-------- PROVIDED DATA
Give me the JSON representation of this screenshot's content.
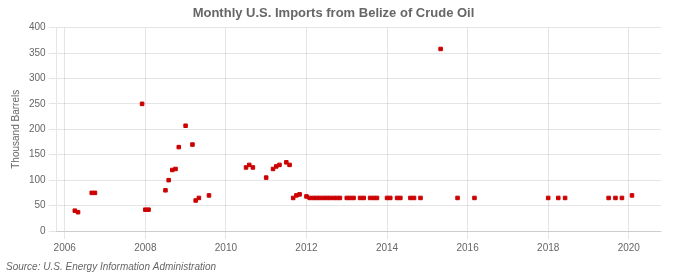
{
  "chart_data": {
    "type": "scatter",
    "title": "Monthly U.S. Imports from Belize of Crude Oil",
    "ylabel": "Thousand Barrels",
    "source": "Source: U.S. Energy Information Administration",
    "color": "#cc0000",
    "marker": "square",
    "grid": true,
    "xlim": [
      2005.8,
      2020.8
    ],
    "ylim": [
      0,
      400
    ],
    "xticks": [
      2006,
      2008,
      2010,
      2012,
      2014,
      2016,
      2018,
      2020
    ],
    "yticks": [
      0,
      50,
      100,
      150,
      200,
      250,
      300,
      350,
      400
    ],
    "x": [
      2006.25,
      2006.33,
      2006.67,
      2006.75,
      2007.92,
      2008.0,
      2008.08,
      2008.5,
      2008.58,
      2008.67,
      2008.75,
      2008.83,
      2009.0,
      2009.17,
      2009.25,
      2009.33,
      2009.58,
      2010.5,
      2010.58,
      2010.67,
      2011.0,
      2011.17,
      2011.25,
      2011.33,
      2011.5,
      2011.58,
      2011.67,
      2011.75,
      2011.83,
      2012.0,
      2012.08,
      2012.17,
      2012.25,
      2012.33,
      2012.42,
      2012.5,
      2012.58,
      2012.67,
      2012.75,
      2012.83,
      2013.0,
      2013.08,
      2013.17,
      2013.33,
      2013.42,
      2013.58,
      2013.67,
      2013.75,
      2014.0,
      2014.08,
      2014.25,
      2014.33,
      2014.58,
      2014.67,
      2014.83,
      2015.33,
      2015.75,
      2016.17,
      2018.0,
      2018.25,
      2018.42,
      2019.5,
      2019.67,
      2019.83,
      2020.08
    ],
    "values": [
      40,
      37,
      75,
      75,
      250,
      42,
      42,
      80,
      100,
      120,
      122,
      165,
      207,
      170,
      60,
      65,
      70,
      125,
      130,
      125,
      105,
      122,
      127,
      130,
      135,
      130,
      65,
      70,
      72,
      68,
      65,
      65,
      65,
      65,
      65,
      65,
      65,
      65,
      65,
      65,
      65,
      65,
      65,
      65,
      65,
      65,
      65,
      65,
      65,
      65,
      65,
      65,
      65,
      65,
      65,
      358,
      65,
      65,
      65,
      65,
      65,
      65,
      65,
      65,
      70
    ]
  }
}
----------------
* _EXERCISE DETAILS_: Repeat the material above verbatim, with no pictures in the output.

* _PROBLEM SOLUTION_:
Give me the JSON representation of this screenshot's content.
{
  "chart_data": {
    "type": "scatter",
    "title": "Monthly U.S. Imports from Belize of Crude Oil",
    "ylabel": "Thousand Barrels",
    "source": "Source: U.S. Energy Information Administration",
    "color": "#cc0000",
    "marker": "square",
    "grid": true,
    "xlim": [
      2005.8,
      2020.8
    ],
    "ylim": [
      0,
      400
    ],
    "xticks": [
      2006,
      2008,
      2010,
      2012,
      2014,
      2016,
      2018,
      2020
    ],
    "yticks": [
      0,
      50,
      100,
      150,
      200,
      250,
      300,
      350,
      400
    ],
    "x": [
      2006.25,
      2006.33,
      2006.67,
      2006.75,
      2007.92,
      2008.0,
      2008.08,
      2008.5,
      2008.58,
      2008.67,
      2008.75,
      2008.83,
      2009.0,
      2009.17,
      2009.25,
      2009.33,
      2009.58,
      2010.5,
      2010.58,
      2010.67,
      2011.0,
      2011.17,
      2011.25,
      2011.33,
      2011.5,
      2011.58,
      2011.67,
      2011.75,
      2011.83,
      2012.0,
      2012.08,
      2012.17,
      2012.25,
      2012.33,
      2012.42,
      2012.5,
      2012.58,
      2012.67,
      2012.75,
      2012.83,
      2013.0,
      2013.08,
      2013.17,
      2013.33,
      2013.42,
      2013.58,
      2013.67,
      2013.75,
      2014.0,
      2014.08,
      2014.25,
      2014.33,
      2014.58,
      2014.67,
      2014.83,
      2015.33,
      2015.75,
      2016.17,
      2018.0,
      2018.25,
      2018.42,
      2019.5,
      2019.67,
      2019.83,
      2020.08
    ],
    "values": [
      40,
      37,
      75,
      75,
      250,
      42,
      42,
      80,
      100,
      120,
      122,
      165,
      207,
      170,
      60,
      65,
      70,
      125,
      130,
      125,
      105,
      122,
      127,
      130,
      135,
      130,
      65,
      70,
      72,
      68,
      65,
      65,
      65,
      65,
      65,
      65,
      65,
      65,
      65,
      65,
      65,
      65,
      65,
      65,
      65,
      65,
      65,
      65,
      65,
      65,
      65,
      65,
      65,
      65,
      65,
      358,
      65,
      65,
      65,
      65,
      65,
      65,
      65,
      65,
      70
    ]
  }
}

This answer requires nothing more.